● **Data excerpts**

⁂

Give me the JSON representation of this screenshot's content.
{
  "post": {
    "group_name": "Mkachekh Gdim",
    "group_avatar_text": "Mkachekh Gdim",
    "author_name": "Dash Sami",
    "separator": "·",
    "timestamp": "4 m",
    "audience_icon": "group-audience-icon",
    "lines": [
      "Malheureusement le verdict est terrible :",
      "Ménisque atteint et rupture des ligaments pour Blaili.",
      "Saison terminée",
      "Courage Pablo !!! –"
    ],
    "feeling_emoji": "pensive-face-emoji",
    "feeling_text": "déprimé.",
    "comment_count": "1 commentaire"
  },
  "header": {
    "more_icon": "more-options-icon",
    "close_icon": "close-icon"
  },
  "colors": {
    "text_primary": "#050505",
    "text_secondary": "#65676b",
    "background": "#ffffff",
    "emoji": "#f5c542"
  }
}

⁂

● **Challenge**
Read the data above and count the lines that include "Mkachekh". Answer only with the count.

● **Solution**
2